Scan the data below for the string "votre". Show every line where it turns up.

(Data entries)
==============================

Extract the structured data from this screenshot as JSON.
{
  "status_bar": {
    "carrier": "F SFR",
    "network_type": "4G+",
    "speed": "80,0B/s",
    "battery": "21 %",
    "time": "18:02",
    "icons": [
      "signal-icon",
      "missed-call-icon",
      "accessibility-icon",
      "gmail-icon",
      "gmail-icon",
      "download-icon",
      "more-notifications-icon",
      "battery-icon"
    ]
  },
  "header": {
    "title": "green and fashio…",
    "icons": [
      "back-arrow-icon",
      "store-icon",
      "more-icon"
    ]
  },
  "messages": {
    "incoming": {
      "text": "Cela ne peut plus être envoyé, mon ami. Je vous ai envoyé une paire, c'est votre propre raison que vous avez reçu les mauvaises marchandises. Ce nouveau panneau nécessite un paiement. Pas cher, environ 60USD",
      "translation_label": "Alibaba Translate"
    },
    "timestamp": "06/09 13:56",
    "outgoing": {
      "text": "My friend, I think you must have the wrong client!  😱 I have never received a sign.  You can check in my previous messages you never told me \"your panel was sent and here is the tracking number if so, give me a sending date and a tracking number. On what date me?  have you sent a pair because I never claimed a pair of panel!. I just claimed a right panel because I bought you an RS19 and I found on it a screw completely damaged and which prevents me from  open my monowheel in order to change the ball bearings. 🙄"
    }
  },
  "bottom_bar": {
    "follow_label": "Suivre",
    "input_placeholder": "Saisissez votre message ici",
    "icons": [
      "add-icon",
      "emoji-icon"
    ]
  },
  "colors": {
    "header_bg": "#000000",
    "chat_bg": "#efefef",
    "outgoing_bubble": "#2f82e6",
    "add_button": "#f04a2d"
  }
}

==============================

**Response to the task**
      "text": "Cela ne peut plus être envoyé, mon ami. Je vous ai envoyé une paire, c'est votre propre raison que vous avez reçu les mauvaises marchandises. Ce nouveau panneau nécessite un paiement. Pas cher, environ 60USD",
    "input_placeholder": "Saisissez votre message ici",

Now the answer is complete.